— START OF MATERIALS PROVIDED —
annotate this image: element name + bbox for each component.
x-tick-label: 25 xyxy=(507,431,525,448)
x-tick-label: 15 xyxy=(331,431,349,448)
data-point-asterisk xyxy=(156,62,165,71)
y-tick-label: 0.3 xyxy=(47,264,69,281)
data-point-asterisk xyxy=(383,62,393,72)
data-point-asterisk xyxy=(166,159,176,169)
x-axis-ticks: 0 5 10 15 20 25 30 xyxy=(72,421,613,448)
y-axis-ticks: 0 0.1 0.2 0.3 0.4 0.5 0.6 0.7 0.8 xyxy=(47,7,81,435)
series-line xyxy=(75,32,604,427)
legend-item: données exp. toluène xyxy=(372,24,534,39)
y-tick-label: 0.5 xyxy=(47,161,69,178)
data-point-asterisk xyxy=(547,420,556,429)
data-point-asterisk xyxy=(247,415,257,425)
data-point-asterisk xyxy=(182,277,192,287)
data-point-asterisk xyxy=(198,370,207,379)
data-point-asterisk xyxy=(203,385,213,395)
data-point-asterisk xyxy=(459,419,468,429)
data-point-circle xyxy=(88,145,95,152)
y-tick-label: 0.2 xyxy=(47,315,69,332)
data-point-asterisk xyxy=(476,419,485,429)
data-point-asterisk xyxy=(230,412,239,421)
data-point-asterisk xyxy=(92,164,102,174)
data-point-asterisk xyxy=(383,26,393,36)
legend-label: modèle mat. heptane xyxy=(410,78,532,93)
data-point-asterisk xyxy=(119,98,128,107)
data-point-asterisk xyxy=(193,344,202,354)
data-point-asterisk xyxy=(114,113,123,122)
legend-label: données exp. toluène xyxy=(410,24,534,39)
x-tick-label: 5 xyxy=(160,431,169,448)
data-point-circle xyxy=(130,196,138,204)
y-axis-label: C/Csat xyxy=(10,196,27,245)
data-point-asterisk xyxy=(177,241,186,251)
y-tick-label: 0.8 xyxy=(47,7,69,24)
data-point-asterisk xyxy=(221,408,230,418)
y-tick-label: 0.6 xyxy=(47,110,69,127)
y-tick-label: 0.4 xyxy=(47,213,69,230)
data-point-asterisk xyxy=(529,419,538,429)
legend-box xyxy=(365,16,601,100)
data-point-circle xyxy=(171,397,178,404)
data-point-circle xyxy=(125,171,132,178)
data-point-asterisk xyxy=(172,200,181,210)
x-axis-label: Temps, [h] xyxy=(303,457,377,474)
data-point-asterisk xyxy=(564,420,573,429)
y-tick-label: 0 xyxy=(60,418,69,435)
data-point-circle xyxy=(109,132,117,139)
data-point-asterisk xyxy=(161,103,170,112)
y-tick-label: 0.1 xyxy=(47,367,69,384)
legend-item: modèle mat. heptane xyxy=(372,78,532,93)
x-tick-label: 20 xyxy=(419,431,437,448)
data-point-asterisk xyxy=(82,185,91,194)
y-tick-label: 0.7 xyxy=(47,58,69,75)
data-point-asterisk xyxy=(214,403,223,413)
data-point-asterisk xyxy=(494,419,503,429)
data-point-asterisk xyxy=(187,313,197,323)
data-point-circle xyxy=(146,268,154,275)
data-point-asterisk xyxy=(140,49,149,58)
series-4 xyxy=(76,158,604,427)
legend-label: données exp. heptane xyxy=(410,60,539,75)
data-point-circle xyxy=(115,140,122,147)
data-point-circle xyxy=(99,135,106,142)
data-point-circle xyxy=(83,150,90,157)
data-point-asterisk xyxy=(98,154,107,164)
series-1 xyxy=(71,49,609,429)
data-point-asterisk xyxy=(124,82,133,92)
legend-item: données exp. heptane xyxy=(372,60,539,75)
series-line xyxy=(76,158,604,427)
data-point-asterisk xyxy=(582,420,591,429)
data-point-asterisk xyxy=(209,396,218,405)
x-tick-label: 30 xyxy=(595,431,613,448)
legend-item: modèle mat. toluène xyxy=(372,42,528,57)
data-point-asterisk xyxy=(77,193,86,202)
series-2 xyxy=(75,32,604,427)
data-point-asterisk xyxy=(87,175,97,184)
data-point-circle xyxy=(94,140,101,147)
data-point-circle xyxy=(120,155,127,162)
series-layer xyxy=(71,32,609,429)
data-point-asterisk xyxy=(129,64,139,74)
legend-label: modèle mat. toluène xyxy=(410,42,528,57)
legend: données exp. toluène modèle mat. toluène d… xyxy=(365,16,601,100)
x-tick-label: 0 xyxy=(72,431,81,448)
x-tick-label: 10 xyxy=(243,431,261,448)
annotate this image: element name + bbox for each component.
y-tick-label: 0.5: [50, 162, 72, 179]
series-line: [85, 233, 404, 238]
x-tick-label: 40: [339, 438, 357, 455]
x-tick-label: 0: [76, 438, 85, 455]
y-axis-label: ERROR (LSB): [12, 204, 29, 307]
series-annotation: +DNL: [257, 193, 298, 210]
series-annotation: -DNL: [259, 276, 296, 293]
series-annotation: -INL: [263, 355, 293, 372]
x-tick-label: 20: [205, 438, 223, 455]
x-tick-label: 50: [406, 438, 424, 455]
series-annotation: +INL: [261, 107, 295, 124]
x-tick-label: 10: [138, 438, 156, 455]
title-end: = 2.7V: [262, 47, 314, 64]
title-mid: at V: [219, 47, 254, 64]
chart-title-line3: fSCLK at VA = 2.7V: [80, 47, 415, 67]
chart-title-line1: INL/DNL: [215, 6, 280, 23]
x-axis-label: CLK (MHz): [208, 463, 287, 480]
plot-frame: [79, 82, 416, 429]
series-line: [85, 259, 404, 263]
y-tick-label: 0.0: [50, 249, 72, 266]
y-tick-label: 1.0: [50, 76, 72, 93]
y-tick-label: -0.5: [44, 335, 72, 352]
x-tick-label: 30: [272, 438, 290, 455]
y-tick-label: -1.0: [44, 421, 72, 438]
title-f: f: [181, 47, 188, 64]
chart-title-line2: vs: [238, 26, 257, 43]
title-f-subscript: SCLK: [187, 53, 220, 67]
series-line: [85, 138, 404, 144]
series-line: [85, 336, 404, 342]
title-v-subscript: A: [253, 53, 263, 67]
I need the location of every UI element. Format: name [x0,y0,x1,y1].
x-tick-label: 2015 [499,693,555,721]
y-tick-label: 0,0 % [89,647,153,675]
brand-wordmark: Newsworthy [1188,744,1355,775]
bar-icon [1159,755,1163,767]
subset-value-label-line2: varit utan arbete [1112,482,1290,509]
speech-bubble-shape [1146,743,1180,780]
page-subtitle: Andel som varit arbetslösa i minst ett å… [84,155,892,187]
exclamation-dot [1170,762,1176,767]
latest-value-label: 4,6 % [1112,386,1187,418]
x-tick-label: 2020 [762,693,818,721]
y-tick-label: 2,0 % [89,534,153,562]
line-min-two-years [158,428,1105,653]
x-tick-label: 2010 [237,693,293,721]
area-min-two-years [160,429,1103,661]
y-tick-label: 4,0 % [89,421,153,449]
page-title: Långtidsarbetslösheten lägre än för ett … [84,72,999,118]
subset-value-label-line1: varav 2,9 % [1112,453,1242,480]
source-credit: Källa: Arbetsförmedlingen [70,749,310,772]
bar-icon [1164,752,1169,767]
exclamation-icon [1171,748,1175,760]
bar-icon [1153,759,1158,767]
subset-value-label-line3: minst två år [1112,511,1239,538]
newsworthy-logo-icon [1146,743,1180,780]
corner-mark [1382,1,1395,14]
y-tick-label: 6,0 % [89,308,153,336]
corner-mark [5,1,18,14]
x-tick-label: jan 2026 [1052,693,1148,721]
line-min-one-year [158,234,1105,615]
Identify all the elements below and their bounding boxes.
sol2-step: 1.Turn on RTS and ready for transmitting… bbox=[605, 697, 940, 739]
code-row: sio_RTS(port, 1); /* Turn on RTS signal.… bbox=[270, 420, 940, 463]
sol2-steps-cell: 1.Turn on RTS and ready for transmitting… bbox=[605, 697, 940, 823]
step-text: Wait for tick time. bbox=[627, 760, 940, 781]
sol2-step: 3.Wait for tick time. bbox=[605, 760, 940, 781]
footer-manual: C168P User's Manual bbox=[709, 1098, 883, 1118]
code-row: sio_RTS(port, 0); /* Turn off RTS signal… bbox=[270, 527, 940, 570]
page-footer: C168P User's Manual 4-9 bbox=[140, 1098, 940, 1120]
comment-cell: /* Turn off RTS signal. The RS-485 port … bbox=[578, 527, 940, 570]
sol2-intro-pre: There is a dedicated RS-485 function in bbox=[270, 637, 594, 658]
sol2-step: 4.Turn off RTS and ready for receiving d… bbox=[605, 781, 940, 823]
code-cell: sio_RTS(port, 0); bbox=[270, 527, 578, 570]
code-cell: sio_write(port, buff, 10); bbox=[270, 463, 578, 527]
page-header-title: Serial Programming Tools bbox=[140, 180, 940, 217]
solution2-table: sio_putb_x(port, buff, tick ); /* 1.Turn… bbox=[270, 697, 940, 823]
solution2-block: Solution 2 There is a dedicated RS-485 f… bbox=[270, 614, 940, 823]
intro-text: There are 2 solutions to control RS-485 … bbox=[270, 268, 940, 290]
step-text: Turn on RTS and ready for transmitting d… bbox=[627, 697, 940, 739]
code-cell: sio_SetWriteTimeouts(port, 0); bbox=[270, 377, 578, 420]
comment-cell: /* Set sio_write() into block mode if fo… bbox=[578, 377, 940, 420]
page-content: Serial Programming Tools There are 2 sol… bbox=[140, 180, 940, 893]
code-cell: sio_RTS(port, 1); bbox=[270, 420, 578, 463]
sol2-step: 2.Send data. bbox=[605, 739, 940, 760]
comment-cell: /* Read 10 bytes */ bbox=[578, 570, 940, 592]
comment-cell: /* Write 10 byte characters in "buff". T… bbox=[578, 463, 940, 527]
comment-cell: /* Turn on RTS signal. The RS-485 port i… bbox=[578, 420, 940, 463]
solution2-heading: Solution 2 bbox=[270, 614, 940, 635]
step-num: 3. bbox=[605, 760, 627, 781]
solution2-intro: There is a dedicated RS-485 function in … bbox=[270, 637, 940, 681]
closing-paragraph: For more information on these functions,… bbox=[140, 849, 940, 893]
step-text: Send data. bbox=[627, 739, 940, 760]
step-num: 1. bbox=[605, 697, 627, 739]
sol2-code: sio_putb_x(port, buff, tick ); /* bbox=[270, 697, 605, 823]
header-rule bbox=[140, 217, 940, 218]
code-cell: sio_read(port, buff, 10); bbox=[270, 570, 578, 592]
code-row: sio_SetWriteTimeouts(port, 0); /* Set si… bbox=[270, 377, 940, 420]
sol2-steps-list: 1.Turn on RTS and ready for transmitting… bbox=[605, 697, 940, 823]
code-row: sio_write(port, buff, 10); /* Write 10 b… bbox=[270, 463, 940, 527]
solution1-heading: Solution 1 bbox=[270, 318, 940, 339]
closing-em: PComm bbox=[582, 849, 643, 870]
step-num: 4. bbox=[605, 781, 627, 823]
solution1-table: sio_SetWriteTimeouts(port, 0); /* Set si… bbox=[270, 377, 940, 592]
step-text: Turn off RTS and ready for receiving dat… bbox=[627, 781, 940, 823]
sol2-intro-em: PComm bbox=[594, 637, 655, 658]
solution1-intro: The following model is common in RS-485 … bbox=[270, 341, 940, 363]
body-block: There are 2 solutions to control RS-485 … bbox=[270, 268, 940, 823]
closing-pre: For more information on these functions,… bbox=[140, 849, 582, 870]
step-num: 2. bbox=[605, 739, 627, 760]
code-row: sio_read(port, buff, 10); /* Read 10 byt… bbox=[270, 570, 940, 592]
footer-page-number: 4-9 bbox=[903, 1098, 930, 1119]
— END OF MATERIALS PROVIDED —
▶ WRITTEN INSTRUCTION
Rewrite the lines from the start of the records through the line containing "data-point-asterisk xyxy=(203,385,213,395)", inclusive, replacing "y-tick-label" with "y-axis-tick-label" and leaving everything else unchanged.

▶ ANSWER TO THIS PROBLEM
annotate this image: element name + bbox for each component.
x-tick-label: 25 xyxy=(507,431,525,448)
x-tick-label: 15 xyxy=(331,431,349,448)
data-point-asterisk xyxy=(156,62,165,71)
y-axis-tick-label: 0.3 xyxy=(47,264,69,281)
data-point-asterisk xyxy=(383,62,393,72)
data-point-asterisk xyxy=(166,159,176,169)
x-axis-ticks: 0 5 10 15 20 25 30 xyxy=(72,421,613,448)
y-axis-ticks: 0 0.1 0.2 0.3 0.4 0.5 0.6 0.7 0.8 xyxy=(47,7,81,435)
series-line xyxy=(75,32,604,427)
legend-item: données exp. toluène xyxy=(372,24,534,39)
y-axis-tick-label: 0.5 xyxy=(47,161,69,178)
data-point-asterisk xyxy=(547,420,556,429)
data-point-asterisk xyxy=(247,415,257,425)
data-point-asterisk xyxy=(182,277,192,287)
data-point-asterisk xyxy=(198,370,207,379)
data-point-asterisk xyxy=(203,385,213,395)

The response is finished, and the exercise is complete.